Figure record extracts
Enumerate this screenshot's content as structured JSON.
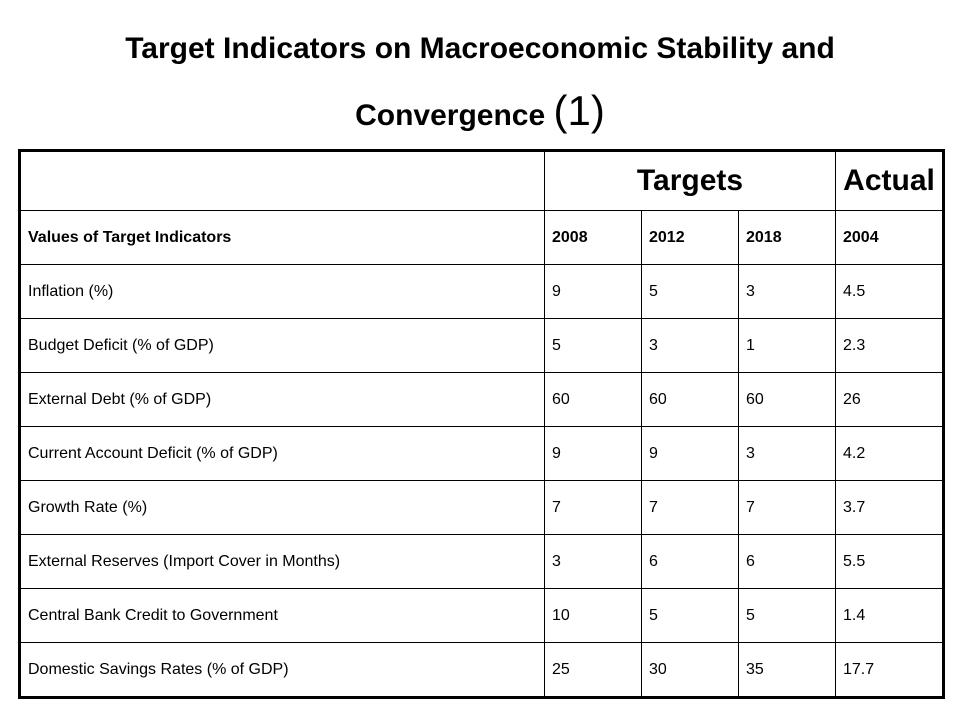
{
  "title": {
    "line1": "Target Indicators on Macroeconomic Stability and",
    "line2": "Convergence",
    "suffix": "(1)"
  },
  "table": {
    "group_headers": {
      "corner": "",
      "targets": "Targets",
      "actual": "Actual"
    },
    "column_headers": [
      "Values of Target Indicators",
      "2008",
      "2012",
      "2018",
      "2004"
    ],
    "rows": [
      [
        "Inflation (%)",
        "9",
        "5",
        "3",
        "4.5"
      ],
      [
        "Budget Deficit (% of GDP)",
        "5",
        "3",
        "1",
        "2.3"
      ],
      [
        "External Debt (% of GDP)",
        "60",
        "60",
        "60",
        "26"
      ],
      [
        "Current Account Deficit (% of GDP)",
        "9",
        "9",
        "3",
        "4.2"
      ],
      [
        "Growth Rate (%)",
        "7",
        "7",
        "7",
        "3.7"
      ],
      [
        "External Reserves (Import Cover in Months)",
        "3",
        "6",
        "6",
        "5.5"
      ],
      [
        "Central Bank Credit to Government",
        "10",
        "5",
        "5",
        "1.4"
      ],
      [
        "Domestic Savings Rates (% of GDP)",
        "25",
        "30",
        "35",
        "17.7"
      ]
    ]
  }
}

*GIVEN EXERCISE*
Work out how many lines in the records above hold the string "External", then give only that count.

*REPLY*
2